#### [The exercise]
Scan the following material for the string "telephone" and copy each line in which it appears.

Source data

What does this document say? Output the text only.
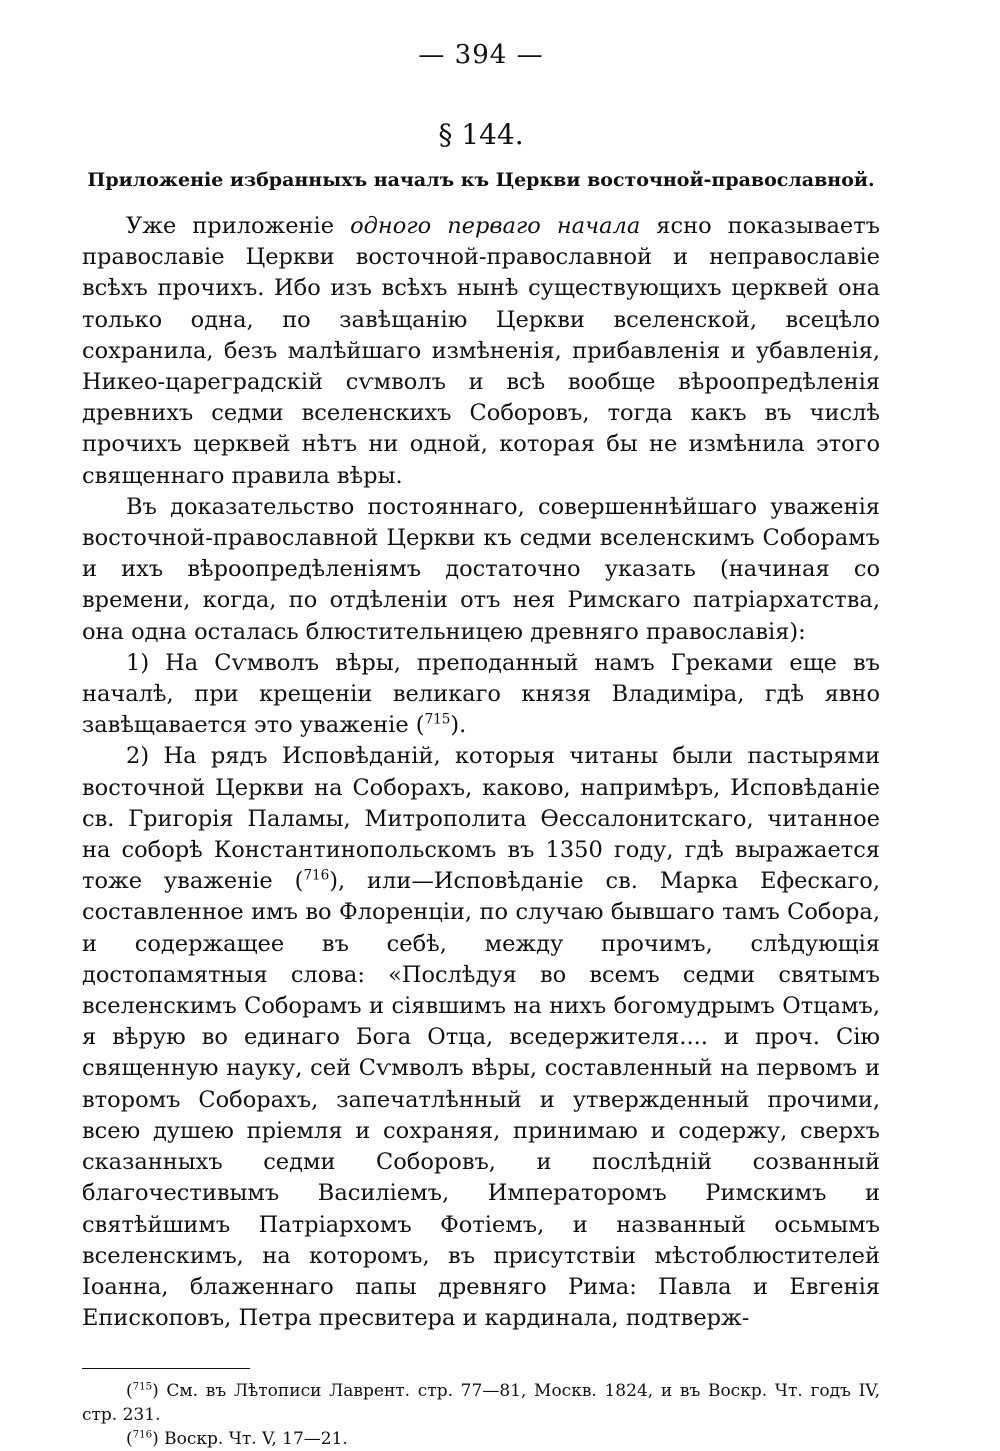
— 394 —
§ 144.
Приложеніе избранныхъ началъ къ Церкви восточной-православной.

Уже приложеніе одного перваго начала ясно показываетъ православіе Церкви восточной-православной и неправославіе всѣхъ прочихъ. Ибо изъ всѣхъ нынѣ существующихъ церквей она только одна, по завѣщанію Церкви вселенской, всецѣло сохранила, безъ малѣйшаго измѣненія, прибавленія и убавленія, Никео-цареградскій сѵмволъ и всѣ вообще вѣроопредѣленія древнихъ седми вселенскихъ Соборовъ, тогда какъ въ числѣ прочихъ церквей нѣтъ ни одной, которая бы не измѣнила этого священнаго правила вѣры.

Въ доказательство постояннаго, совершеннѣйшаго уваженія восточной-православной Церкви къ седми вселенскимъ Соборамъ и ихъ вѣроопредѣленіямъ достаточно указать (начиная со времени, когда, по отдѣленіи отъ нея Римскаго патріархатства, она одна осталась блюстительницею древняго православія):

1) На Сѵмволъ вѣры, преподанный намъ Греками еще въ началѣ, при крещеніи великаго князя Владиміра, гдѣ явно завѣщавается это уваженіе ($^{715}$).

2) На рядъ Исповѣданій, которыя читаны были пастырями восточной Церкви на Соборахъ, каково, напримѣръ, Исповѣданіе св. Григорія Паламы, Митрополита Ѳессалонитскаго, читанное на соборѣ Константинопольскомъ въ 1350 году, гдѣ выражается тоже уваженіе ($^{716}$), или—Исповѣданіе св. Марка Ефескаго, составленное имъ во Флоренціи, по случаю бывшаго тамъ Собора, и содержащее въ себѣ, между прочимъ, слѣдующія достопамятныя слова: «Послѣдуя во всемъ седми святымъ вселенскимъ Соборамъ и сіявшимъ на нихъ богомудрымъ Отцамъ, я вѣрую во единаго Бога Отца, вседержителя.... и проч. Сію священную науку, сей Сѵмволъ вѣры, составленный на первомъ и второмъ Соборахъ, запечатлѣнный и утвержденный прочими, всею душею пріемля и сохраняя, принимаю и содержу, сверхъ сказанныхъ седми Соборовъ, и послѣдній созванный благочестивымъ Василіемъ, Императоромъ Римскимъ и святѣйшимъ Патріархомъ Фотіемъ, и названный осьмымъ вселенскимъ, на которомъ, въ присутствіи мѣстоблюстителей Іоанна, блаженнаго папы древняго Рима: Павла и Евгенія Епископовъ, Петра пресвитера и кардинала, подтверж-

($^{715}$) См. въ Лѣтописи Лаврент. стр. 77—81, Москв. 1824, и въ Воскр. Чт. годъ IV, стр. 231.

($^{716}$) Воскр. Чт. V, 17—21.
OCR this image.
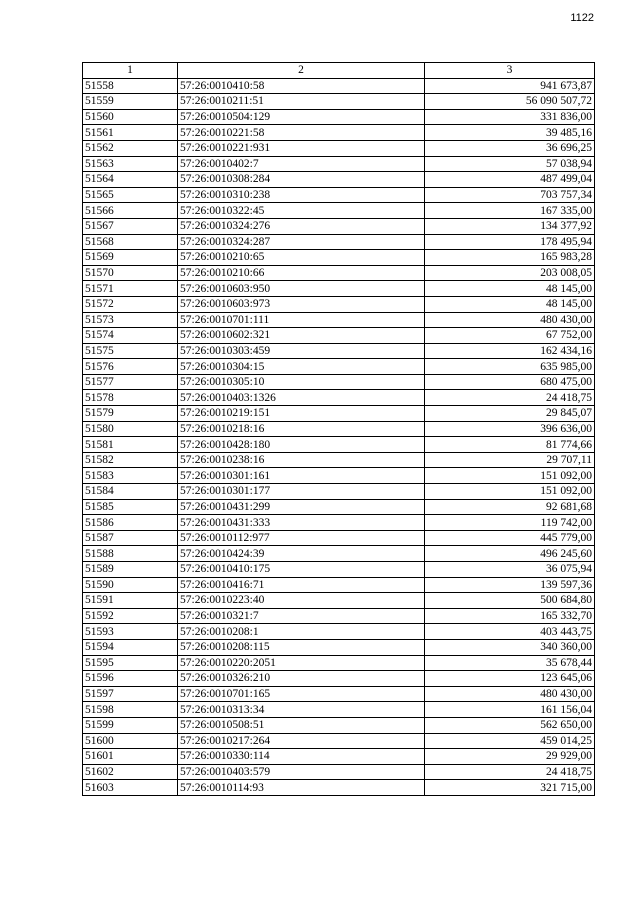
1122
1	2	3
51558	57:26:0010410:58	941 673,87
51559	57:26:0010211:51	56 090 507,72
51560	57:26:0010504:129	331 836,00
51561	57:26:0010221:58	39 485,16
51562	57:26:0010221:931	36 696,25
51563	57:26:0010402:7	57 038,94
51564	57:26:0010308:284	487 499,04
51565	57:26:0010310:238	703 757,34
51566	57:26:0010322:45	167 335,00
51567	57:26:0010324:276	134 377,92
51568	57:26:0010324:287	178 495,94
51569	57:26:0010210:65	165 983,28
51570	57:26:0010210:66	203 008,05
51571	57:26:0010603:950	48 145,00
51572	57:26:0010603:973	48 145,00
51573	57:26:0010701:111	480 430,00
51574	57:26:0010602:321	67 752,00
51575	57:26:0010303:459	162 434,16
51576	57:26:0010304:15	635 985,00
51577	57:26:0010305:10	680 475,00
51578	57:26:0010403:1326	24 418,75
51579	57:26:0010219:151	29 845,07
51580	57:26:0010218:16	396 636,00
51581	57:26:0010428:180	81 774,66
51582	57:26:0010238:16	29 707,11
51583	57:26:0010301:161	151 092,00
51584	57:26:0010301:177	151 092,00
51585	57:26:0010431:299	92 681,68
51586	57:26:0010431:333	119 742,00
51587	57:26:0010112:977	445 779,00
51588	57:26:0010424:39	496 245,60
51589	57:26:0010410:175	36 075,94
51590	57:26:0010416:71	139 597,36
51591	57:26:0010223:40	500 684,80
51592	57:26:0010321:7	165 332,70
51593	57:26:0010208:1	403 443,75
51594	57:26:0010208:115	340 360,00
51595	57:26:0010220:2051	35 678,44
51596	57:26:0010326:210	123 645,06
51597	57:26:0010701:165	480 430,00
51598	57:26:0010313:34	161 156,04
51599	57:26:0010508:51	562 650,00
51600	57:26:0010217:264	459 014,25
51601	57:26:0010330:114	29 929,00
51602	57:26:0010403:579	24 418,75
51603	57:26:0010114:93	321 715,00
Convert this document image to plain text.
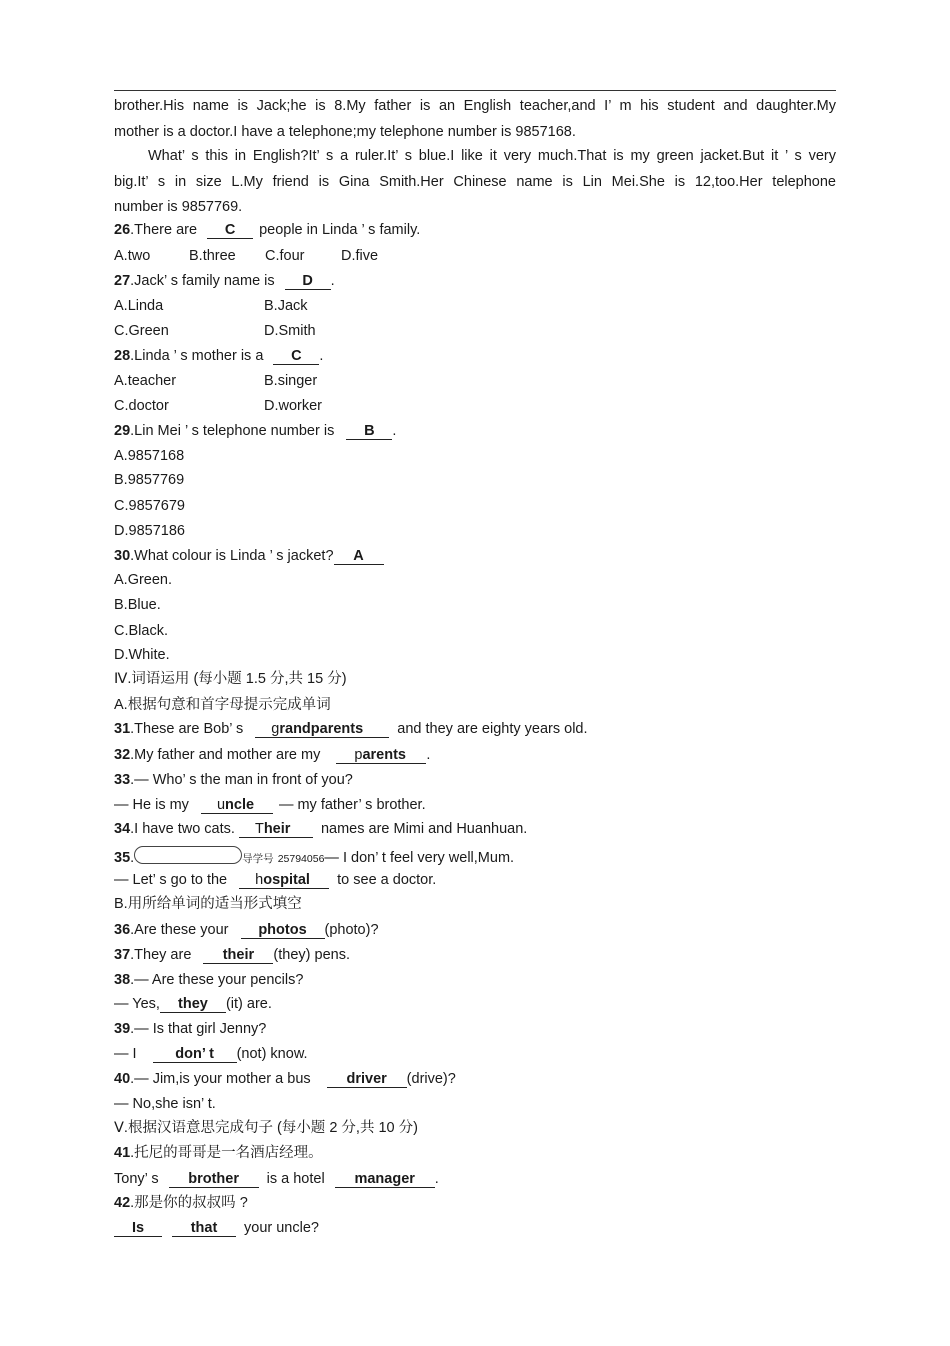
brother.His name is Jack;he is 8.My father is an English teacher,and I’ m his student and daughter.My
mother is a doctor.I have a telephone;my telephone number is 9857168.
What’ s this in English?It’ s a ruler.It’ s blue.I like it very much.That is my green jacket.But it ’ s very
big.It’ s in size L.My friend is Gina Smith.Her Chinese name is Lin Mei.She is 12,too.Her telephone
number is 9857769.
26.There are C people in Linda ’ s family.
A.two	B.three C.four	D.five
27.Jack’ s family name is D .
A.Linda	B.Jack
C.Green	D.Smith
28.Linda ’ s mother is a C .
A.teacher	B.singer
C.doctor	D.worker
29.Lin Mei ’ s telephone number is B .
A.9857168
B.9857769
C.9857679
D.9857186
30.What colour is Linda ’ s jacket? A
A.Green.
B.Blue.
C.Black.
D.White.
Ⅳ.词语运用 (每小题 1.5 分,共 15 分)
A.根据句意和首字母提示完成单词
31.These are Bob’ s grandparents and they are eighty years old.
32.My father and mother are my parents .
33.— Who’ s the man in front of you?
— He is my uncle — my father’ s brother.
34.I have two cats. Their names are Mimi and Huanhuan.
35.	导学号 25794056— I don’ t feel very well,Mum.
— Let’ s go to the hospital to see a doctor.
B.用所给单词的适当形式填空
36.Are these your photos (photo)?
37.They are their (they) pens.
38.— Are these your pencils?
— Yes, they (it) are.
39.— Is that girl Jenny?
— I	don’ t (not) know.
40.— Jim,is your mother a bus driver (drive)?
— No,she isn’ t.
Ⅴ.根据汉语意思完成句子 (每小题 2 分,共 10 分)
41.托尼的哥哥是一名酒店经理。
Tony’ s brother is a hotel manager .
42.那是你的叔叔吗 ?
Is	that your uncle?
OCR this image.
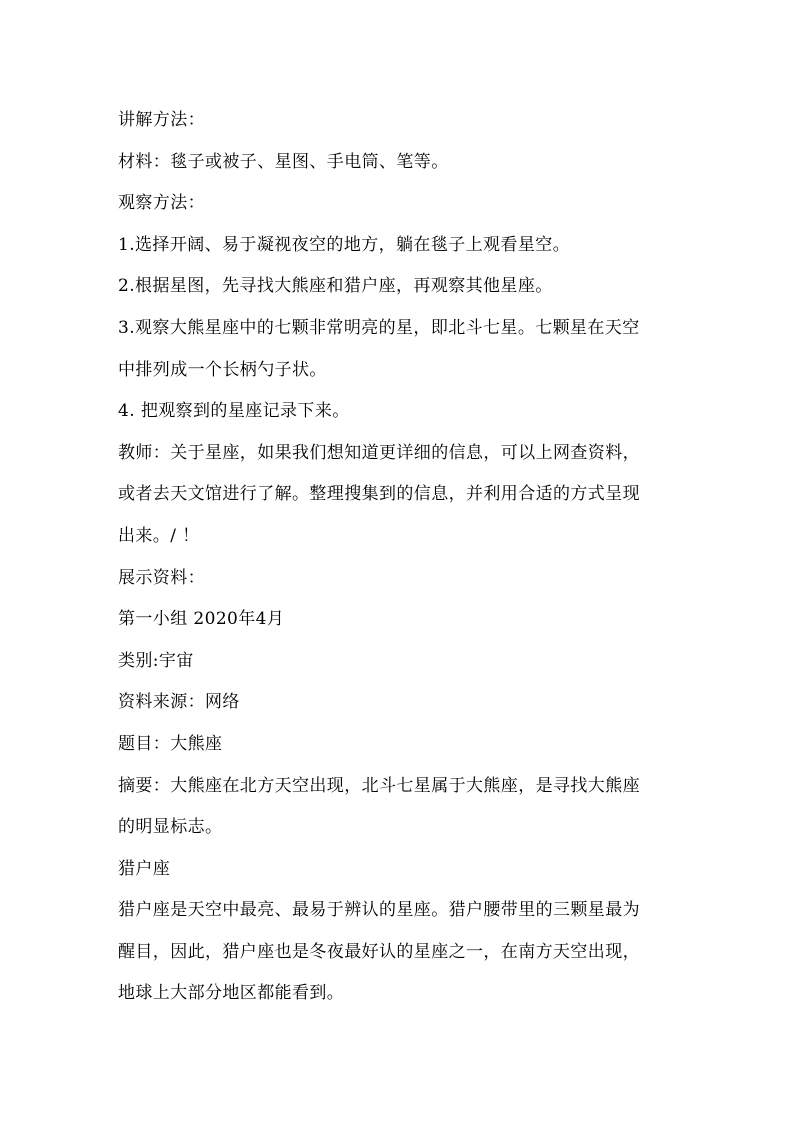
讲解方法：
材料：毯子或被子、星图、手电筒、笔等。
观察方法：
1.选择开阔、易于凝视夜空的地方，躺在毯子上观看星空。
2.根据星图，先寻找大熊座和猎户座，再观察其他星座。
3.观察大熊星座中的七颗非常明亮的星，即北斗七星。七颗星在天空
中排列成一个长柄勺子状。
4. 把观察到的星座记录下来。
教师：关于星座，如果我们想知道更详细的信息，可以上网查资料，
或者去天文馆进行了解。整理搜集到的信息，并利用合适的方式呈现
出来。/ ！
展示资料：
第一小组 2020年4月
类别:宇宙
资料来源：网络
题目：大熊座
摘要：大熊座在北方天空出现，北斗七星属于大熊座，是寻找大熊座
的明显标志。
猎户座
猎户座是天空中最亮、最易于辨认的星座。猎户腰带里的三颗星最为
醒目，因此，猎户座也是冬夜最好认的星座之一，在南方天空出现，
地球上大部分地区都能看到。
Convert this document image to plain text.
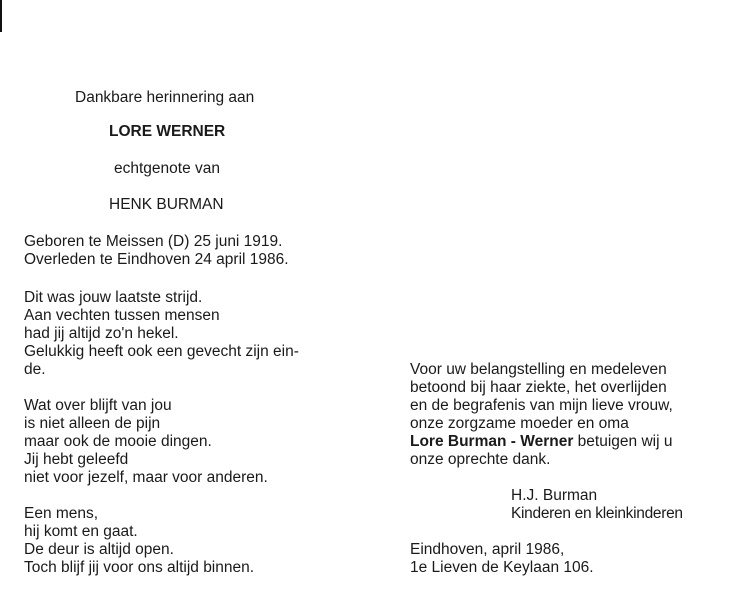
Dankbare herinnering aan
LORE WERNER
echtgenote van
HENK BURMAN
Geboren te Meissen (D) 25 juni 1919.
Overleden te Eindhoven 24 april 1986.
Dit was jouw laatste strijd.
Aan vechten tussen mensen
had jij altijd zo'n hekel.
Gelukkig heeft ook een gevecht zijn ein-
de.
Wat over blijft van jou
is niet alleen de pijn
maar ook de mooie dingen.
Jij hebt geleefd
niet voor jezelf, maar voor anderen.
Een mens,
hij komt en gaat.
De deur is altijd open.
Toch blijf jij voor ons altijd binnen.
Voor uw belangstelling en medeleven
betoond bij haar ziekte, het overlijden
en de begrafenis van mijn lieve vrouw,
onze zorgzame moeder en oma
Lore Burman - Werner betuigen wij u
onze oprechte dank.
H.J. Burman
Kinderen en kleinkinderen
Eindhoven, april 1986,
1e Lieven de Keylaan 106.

#### [Written answer]
mother is a doctor.I have a telephone;my telephone number is 9857168.
big.It’ s in size L.My friend is Gina Smith.Her Chinese name is Lin Mei.She is 12,too.Her telephone
29.Lin Mei ’ s telephone number is B .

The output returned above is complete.